== Extracted information ==
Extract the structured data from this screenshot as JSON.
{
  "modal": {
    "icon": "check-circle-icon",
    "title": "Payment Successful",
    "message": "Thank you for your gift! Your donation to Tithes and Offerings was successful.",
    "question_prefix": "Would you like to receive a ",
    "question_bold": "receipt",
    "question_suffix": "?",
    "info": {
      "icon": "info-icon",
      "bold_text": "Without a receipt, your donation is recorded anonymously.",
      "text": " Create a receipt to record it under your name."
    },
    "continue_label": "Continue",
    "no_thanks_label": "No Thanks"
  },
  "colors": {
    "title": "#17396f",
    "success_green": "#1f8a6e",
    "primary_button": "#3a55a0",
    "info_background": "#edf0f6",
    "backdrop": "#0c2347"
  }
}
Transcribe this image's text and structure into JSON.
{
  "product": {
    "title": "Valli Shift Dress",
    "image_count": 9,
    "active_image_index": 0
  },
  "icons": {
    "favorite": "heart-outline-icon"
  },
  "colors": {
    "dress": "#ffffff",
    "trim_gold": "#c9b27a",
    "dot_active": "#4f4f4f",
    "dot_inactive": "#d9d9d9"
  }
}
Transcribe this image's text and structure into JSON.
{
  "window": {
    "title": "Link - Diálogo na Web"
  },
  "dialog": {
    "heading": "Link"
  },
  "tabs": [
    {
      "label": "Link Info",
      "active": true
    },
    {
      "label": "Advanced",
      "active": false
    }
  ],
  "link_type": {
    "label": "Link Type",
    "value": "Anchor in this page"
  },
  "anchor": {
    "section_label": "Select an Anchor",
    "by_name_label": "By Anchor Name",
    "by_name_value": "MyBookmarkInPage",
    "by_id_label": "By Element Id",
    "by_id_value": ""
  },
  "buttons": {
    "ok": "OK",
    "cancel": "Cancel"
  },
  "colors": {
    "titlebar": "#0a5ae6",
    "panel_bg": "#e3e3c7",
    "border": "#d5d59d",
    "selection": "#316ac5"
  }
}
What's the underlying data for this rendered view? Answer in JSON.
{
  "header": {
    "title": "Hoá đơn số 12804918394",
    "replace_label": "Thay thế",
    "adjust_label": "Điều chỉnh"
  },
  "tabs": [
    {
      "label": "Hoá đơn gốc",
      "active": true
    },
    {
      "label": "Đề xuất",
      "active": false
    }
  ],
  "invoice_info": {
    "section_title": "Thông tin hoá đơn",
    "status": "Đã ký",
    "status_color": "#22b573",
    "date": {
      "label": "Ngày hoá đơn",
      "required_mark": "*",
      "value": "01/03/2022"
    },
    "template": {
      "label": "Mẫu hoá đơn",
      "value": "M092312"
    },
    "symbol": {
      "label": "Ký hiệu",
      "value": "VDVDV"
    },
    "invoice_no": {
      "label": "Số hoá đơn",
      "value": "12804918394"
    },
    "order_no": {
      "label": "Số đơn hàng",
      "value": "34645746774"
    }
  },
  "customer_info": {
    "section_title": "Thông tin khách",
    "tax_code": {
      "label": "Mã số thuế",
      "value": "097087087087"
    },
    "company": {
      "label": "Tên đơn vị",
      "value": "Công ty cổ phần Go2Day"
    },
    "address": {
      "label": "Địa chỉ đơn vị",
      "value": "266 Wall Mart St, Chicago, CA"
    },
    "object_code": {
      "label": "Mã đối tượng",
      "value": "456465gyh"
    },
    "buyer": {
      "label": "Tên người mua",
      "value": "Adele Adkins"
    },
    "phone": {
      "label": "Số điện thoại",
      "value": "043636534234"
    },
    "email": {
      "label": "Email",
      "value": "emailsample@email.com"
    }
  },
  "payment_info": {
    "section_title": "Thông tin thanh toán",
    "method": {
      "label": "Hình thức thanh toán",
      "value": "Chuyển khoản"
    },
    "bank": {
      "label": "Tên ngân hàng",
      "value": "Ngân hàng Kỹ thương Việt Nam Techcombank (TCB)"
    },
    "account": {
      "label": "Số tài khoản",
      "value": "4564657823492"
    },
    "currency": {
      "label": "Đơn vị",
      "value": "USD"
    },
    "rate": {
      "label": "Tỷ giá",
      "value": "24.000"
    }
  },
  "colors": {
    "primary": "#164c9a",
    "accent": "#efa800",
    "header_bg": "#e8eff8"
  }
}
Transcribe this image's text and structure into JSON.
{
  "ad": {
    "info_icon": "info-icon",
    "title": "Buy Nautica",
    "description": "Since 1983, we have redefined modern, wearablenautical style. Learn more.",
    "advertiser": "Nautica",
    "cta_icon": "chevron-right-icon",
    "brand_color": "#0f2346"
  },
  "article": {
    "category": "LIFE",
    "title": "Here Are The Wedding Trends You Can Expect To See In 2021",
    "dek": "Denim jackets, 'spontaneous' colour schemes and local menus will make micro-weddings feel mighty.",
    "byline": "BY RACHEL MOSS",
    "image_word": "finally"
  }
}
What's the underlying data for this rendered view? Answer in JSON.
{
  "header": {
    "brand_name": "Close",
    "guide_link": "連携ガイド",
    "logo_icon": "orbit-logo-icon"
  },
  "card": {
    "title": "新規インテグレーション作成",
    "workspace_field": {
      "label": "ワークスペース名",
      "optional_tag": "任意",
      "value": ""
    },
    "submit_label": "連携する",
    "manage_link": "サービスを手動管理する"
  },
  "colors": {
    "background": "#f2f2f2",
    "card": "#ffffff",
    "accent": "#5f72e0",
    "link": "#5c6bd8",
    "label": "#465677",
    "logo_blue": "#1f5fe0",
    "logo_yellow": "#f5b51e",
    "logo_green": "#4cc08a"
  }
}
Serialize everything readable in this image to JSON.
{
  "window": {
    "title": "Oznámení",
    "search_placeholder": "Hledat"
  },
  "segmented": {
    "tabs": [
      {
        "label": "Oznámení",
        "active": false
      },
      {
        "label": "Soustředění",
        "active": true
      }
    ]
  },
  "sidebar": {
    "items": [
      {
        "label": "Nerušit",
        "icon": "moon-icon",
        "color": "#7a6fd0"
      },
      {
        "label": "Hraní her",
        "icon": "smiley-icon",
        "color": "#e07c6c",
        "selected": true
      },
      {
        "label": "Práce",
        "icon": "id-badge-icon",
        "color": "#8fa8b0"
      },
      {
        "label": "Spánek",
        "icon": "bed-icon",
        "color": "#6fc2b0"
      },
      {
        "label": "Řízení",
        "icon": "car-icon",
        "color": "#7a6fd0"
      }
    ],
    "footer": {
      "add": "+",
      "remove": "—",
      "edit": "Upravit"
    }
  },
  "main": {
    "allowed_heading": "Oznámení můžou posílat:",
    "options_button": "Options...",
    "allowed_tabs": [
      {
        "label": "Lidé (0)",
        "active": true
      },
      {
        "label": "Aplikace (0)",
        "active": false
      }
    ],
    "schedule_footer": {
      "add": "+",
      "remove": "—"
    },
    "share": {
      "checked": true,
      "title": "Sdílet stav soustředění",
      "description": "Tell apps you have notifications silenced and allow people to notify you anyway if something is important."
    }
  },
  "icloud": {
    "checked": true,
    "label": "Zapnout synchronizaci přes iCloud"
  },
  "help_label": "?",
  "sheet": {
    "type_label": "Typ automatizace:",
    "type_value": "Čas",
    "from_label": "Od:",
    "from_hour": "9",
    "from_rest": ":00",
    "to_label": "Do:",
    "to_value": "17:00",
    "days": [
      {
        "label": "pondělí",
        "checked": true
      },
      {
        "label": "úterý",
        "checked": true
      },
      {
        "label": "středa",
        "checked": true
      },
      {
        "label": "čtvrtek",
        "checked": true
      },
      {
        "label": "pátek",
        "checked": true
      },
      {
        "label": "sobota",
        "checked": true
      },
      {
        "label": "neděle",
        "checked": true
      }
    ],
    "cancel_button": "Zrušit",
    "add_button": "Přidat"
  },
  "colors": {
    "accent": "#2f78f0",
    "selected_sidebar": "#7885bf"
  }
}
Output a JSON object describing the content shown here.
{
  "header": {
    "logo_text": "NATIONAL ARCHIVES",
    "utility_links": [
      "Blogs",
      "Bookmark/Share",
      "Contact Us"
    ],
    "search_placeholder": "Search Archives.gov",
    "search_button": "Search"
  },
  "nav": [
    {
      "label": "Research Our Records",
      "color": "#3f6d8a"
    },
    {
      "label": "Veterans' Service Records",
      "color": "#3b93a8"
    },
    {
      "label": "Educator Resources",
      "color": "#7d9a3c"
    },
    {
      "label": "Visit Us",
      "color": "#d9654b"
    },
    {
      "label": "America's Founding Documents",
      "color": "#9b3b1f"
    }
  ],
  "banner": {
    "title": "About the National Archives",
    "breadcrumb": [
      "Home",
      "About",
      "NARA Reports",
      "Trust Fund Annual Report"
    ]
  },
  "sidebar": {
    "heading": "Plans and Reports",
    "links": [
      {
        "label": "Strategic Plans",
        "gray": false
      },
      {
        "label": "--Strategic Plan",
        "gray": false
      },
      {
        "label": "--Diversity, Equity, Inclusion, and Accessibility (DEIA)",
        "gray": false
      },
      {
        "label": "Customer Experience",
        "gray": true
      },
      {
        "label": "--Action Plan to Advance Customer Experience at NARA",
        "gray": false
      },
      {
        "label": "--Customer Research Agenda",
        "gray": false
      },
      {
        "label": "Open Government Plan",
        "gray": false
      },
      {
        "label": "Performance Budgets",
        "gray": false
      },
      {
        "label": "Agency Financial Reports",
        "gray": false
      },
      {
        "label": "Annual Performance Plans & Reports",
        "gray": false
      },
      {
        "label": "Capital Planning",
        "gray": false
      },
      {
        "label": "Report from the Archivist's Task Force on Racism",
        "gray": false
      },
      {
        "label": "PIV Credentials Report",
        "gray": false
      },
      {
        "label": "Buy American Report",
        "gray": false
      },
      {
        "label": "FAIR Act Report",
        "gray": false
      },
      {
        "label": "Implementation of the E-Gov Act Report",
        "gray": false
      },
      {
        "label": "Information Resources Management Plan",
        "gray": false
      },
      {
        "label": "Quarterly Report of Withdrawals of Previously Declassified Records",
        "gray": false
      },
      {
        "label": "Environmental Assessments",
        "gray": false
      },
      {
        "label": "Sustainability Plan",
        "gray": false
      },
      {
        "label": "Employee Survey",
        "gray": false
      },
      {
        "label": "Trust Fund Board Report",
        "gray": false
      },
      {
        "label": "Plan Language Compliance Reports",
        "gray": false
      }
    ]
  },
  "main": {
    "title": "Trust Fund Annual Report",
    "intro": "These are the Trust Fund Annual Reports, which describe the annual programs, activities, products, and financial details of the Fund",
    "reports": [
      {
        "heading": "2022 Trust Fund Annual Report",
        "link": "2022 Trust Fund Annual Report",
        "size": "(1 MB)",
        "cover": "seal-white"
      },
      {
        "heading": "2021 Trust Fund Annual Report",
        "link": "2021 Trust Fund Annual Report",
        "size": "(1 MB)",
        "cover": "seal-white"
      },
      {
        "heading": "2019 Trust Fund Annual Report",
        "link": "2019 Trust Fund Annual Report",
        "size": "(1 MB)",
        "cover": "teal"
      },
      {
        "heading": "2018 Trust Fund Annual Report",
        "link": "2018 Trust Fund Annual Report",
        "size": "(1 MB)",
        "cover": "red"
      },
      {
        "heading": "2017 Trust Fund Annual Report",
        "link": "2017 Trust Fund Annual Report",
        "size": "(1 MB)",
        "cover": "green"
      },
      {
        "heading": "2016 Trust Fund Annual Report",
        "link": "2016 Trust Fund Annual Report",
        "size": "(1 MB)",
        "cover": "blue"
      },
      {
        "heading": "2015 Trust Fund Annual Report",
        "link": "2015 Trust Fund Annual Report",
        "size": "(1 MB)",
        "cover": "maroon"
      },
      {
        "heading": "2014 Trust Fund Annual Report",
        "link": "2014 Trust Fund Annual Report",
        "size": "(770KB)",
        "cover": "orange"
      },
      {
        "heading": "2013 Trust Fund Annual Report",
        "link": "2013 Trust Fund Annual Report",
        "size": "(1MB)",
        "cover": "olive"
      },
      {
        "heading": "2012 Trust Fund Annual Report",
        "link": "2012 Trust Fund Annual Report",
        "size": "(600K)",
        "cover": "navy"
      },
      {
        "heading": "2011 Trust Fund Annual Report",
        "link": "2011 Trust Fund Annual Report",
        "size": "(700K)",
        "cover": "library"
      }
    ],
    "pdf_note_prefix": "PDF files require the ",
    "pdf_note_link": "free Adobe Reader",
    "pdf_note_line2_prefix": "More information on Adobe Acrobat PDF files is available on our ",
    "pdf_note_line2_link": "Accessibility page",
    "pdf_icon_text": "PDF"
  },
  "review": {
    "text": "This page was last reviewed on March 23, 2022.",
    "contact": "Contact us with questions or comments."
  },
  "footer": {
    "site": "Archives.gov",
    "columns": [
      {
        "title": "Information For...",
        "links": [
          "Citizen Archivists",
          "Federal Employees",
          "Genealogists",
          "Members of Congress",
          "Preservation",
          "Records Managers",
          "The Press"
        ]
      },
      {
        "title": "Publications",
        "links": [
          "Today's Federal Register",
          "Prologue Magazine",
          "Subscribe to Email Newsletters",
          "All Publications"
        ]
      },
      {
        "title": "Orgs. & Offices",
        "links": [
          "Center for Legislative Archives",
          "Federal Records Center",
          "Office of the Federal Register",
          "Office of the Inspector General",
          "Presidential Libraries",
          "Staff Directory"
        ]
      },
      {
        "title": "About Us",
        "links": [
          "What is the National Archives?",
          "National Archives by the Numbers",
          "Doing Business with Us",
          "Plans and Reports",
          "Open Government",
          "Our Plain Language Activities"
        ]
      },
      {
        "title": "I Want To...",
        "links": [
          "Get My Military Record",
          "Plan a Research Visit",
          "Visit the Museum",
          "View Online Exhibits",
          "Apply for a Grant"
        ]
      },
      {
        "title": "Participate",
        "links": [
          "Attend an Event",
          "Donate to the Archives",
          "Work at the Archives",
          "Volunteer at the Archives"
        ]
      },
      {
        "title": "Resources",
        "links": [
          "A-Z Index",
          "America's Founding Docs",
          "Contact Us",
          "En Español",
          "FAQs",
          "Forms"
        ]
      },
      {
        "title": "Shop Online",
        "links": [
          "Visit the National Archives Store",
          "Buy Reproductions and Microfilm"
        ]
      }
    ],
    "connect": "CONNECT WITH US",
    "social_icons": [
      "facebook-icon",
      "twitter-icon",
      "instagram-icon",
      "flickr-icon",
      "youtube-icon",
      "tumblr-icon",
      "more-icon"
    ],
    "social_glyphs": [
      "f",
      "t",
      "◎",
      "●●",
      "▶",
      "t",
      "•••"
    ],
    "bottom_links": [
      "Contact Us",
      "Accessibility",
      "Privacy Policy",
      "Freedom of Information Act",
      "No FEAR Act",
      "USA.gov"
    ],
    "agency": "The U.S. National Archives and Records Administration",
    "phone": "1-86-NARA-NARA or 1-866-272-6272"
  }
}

== Instructions to follow ==
Show the lines from the data above that contain the string "Publications".

== Problem solution ==
        "title": "Publications",
          "All Publications"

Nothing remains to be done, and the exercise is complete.